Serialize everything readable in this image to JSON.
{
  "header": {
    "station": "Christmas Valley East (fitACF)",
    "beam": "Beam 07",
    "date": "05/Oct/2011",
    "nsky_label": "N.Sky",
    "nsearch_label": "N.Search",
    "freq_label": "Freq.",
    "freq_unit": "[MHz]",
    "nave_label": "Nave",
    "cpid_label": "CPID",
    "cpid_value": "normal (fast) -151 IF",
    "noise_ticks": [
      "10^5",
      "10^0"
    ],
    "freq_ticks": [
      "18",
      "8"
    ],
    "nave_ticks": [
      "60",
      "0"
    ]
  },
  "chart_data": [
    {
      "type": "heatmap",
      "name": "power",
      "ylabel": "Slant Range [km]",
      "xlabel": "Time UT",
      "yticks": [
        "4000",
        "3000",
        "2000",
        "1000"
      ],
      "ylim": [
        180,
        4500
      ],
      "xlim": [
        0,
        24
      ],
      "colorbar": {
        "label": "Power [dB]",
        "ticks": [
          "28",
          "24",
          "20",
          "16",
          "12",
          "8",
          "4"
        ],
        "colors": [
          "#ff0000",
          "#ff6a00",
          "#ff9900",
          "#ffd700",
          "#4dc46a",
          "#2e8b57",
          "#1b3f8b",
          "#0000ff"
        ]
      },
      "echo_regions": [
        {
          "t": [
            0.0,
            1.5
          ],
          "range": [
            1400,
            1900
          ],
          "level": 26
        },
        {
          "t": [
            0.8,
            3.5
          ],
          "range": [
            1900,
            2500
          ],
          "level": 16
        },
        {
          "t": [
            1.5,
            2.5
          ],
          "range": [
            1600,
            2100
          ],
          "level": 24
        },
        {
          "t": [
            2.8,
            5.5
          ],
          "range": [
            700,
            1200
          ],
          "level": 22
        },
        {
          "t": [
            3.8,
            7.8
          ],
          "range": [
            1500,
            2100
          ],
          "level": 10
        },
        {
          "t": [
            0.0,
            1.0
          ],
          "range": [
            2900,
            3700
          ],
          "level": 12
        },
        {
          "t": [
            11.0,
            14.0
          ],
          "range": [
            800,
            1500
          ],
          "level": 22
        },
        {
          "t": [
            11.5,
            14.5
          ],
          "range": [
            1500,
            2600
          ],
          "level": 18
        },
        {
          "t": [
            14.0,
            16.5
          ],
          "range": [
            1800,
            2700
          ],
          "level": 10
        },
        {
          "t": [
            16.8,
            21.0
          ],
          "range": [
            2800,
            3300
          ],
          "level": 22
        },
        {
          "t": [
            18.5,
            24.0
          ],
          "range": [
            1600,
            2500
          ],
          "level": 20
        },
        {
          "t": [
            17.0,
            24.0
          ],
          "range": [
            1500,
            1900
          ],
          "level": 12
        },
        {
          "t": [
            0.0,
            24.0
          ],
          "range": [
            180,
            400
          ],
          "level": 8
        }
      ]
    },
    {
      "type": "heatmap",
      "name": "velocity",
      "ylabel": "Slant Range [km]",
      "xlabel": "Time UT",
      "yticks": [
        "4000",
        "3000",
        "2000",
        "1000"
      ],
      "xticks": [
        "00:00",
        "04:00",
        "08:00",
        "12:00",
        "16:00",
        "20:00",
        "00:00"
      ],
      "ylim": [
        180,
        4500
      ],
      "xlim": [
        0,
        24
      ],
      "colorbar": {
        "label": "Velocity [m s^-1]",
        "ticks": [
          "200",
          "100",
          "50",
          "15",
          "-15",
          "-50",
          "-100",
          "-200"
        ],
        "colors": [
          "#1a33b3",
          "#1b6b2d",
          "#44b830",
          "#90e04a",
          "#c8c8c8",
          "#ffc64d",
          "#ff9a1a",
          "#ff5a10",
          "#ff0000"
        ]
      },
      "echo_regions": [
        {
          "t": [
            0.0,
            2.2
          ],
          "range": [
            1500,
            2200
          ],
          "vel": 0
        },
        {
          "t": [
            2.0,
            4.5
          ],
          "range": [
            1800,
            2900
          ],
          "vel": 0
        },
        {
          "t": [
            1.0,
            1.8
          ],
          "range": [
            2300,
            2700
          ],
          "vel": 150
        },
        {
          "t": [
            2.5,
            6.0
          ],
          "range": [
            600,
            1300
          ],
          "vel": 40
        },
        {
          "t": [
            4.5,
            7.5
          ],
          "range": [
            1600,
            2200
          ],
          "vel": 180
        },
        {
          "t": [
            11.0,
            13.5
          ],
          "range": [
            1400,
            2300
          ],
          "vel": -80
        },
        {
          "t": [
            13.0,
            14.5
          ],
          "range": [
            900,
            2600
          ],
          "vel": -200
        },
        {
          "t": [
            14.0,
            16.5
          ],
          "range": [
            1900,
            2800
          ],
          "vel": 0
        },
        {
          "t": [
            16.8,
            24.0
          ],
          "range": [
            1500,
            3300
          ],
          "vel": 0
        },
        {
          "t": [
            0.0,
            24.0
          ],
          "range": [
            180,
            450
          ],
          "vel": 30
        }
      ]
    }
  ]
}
════════
DO THIS:
Write out the full set of records exactly as given.

THE COMPLETED TASK:
Serialize everything readable in this image to JSON.
{
  "header": {
    "station": "Christmas Valley East (fitACF)",
    "beam": "Beam 07",
    "date": "05/Oct/2011",
    "nsky_label": "N.Sky",
    "nsearch_label": "N.Search",
    "freq_label": "Freq.",
    "freq_unit": "[MHz]",
    "nave_label": "Nave",
    "cpid_label": "CPID",
    "cpid_value": "normal (fast) -151 IF",
    "noise_ticks": [
      "10^5",
      "10^0"
    ],
    "freq_ticks": [
      "18",
      "8"
    ],
    "nave_ticks": [
      "60",
      "0"
    ]
  },
  "chart_data": [
    {
      "type": "heatmap",
      "name": "power",
      "ylabel": "Slant Range [km]",
      "xlabel": "Time UT",
      "yticks": [
        "4000",
        "3000",
        "2000",
        "1000"
      ],
      "ylim": [
        180,
        4500
      ],
      "xlim": [
        0,
        24
      ],
      "colorbar": {
        "label": "Power [dB]",
        "ticks": [
          "28",
          "24",
          "20",
          "16",
          "12",
          "8",
          "4"
        ],
        "colors": [
          "#ff0000",
          "#ff6a00",
          "#ff9900",
          "#ffd700",
          "#4dc46a",
          "#2e8b57",
          "#1b3f8b",
          "#0000ff"
        ]
      },
      "echo_regions": [
        {
          "t": [
            0.0,
            1.5
          ],
          "range": [
            1400,
            1900
          ],
          "level": 26
        },
        {
          "t": [
            0.8,
            3.5
          ],
          "range": [
            1900,
            2500
          ],
          "level": 16
        },
        {
          "t": [
            1.5,
            2.5
          ],
          "range": [
            1600,
            2100
          ],
          "level": 24
        },
        {
          "t": [
            2.8,
            5.5
          ],
          "range": [
            700,
            1200
          ],
          "level": 22
        },
        {
          "t": [
            3.8,
            7.8
          ],
          "range": [
            1500,
            2100
          ],
          "level": 10
        },
        {
          "t": [
            0.0,
            1.0
          ],
          "range": [
            2900,
            3700
          ],
          "level": 12
        },
        {
          "t": [
            11.0,
            14.0
          ],
          "range": [
            800,
            1500
          ],
          "level": 22
        },
        {
          "t": [
            11.5,
            14.5
          ],
          "range": [
            1500,
            2600
          ],
          "level": 18
        },
        {
          "t": [
            14.0,
            16.5
          ],
          "range": [
            1800,
            2700
          ],
          "level": 10
        },
        {
          "t": [
            16.8,
            21.0
          ],
          "range": [
            2800,
            3300
          ],
          "level": 22
        },
        {
          "t": [
            18.5,
            24.0
          ],
          "range": [
            1600,
            2500
          ],
          "level": 20
        },
        {
          "t": [
            17.0,
            24.0
          ],
          "range": [
            1500,
            1900
          ],
          "level": 12
        },
        {
          "t": [
            0.0,
            24.0
          ],
          "range": [
            180,
            400
          ],
          "level": 8
        }
      ]
    },
    {
      "type": "heatmap",
      "name": "velocity",
      "ylabel": "Slant Range [km]",
      "xlabel": "Time UT",
      "yticks": [
        "4000",
        "3000",
        "2000",
        "1000"
      ],
      "xticks": [
        "00:00",
        "04:00",
        "08:00",
        "12:00",
        "16:00",
        "20:00",
        "00:00"
      ],
      "ylim": [
        180,
        4500
      ],
      "xlim": [
        0,
        24
      ],
      "colorbar": {
        "label": "Velocity [m s^-1]",
        "ticks": [
          "200",
          "100",
          "50",
          "15",
          "-15",
          "-50",
          "-100",
          "-200"
        ],
        "colors": [
          "#1a33b3",
          "#1b6b2d",
          "#44b830",
          "#90e04a",
          "#c8c8c8",
          "#ffc64d",
          "#ff9a1a",
          "#ff5a10",
          "#ff0000"
        ]
      },
      "echo_regions": [
        {
          "t": [
            0.0,
            2.2
          ],
          "range": [
            1500,
            2200
          ],
          "vel": 0
        },
        {
          "t": [
            2.0,
            4.5
          ],
          "range": [
            1800,
            2900
          ],
          "vel": 0
        },
        {
          "t": [
            1.0,
            1.8
          ],
          "range": [
            2300,
            2700
          ],
          "vel": 150
        },
        {
          "t": [
            2.5,
            6.0
          ],
          "range": [
            600,
            1300
          ],
          "vel": 40
        },
        {
          "t": [
            4.5,
            7.5
          ],
          "range": [
            1600,
            2200
          ],
          "vel": 180
        },
        {
          "t": [
            11.0,
            13.5
          ],
          "range": [
            1400,
            2300
          ],
          "vel": -80
        },
        {
          "t": [
            13.0,
            14.5
          ],
          "range": [
            900,
            2600
          ],
          "vel": -200
        },
        {
          "t": [
            14.0,
            16.5
          ],
          "range": [
            1900,
            2800
          ],
          "vel": 0
        },
        {
          "t": [
            16.8,
            24.0
          ],
          "range": [
            1500,
            3300
          ],
          "vel": 0
        },
        {
          "t": [
            0.0,
            24.0
          ],
          "range": [
            180,
            450
          ],
          "vel": 30
        }
      ]
    }
  ]
}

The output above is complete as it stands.